SHORT TASK :: Lift out each line of the data that holds "JSON".

>> start

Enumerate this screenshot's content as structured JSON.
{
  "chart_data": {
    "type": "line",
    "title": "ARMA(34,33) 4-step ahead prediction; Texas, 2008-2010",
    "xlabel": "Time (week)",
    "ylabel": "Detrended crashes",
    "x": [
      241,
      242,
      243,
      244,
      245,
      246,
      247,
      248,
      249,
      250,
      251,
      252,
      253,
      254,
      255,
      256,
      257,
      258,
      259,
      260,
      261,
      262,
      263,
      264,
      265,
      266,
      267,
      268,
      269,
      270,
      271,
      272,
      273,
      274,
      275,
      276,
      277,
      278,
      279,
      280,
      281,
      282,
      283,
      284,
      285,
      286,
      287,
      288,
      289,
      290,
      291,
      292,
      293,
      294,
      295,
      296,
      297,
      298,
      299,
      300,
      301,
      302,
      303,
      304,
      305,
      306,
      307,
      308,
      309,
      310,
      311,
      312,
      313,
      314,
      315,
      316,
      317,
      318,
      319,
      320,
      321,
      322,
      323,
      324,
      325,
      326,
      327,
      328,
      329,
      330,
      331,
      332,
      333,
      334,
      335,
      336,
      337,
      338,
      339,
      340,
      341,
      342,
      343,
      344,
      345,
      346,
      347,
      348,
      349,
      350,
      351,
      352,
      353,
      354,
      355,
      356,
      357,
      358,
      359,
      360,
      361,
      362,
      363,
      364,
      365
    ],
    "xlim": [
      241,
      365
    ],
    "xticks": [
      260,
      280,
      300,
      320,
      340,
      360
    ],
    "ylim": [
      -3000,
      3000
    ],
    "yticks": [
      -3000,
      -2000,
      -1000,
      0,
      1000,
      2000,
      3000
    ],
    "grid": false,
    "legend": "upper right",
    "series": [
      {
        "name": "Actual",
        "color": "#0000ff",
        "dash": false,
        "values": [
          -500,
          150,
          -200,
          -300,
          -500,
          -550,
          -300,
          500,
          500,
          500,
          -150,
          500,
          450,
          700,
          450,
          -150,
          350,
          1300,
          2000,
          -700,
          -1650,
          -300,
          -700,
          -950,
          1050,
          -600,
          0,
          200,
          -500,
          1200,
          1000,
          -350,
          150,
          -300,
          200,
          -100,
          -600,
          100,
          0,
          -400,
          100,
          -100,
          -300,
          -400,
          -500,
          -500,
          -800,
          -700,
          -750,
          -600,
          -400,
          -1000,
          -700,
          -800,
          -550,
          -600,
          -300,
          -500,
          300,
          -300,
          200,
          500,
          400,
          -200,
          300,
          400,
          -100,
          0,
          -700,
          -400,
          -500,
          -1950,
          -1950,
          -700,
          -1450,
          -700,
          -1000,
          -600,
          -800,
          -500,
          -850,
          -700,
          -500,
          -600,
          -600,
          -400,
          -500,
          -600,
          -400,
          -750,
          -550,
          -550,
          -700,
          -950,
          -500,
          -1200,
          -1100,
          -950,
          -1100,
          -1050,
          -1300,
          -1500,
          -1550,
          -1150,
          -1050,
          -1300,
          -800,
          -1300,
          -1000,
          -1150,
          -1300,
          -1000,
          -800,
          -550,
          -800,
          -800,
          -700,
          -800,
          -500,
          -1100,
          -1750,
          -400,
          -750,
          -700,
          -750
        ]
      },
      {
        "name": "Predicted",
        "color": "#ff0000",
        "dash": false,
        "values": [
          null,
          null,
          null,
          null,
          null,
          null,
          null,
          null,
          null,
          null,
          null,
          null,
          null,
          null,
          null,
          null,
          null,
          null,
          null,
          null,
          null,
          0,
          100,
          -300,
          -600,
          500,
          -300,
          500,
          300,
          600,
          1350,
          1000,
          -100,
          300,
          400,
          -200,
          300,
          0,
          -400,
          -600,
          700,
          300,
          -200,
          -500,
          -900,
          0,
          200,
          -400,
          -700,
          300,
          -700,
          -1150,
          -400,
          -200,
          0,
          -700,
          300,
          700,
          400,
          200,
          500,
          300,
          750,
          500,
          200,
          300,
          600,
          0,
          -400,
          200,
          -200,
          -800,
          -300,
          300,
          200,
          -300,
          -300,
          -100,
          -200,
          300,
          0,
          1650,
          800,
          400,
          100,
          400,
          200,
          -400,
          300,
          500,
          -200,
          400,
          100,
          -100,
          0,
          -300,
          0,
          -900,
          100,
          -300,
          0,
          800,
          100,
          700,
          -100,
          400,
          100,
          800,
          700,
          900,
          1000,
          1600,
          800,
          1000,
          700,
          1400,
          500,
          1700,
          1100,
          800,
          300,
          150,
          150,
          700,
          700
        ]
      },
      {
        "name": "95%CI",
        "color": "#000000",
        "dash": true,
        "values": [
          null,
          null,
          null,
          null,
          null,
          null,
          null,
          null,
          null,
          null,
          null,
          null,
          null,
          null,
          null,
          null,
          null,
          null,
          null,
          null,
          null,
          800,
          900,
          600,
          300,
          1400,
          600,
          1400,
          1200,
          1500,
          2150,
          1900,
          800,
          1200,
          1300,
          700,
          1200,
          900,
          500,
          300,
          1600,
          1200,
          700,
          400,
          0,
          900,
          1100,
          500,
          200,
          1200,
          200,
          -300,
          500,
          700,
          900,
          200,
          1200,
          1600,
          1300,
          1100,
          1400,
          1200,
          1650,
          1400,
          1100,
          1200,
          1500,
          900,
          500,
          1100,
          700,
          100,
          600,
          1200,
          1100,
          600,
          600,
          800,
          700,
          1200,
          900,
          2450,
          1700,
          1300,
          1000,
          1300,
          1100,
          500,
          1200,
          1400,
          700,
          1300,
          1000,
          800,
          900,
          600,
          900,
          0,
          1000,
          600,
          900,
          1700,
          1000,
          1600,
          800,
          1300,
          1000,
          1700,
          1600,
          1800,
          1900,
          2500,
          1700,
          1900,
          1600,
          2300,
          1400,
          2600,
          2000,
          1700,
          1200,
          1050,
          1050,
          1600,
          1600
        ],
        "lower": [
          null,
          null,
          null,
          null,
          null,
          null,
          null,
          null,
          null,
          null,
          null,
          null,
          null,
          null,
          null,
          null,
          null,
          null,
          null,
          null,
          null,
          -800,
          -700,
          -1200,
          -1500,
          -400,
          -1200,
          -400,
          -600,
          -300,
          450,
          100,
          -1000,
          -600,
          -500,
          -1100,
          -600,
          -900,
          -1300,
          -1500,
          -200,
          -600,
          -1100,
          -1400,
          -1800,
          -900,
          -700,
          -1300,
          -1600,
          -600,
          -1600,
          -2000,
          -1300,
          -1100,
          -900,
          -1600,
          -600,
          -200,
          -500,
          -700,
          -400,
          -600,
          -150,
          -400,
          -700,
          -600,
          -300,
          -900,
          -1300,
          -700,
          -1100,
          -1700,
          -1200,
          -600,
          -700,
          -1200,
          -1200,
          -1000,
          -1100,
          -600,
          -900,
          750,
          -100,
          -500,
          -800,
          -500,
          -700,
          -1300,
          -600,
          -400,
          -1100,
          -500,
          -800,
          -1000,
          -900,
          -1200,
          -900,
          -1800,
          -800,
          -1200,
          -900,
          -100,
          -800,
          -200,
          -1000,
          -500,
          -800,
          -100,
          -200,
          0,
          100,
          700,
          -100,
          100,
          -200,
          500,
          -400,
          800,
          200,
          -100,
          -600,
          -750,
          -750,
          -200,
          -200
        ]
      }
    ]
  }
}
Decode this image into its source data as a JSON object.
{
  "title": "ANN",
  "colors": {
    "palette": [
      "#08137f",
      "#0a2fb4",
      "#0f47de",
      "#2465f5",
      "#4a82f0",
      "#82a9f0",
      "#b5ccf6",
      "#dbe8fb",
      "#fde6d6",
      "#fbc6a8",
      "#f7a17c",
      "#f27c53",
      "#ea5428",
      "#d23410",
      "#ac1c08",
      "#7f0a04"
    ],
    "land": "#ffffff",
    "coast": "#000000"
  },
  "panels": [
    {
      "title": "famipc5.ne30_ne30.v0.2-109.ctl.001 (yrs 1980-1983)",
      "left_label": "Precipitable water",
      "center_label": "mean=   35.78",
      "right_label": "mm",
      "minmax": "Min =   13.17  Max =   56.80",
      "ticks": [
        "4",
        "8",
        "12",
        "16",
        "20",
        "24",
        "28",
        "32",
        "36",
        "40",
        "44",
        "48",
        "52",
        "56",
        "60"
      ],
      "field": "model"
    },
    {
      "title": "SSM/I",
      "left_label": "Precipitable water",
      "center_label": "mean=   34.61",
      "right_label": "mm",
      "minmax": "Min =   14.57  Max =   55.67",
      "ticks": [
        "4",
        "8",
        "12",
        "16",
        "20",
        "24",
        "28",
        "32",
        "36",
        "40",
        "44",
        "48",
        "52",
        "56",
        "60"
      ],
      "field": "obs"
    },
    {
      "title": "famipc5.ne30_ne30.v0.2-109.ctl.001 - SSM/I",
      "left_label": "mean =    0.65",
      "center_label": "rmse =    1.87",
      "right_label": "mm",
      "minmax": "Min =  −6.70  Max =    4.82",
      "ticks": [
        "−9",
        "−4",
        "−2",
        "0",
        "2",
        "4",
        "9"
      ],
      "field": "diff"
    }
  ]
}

>> end

TASK ANSWER ::
Enumerate this screenshot's content as structured JSON.
Decode this image into its source data as a JSON object.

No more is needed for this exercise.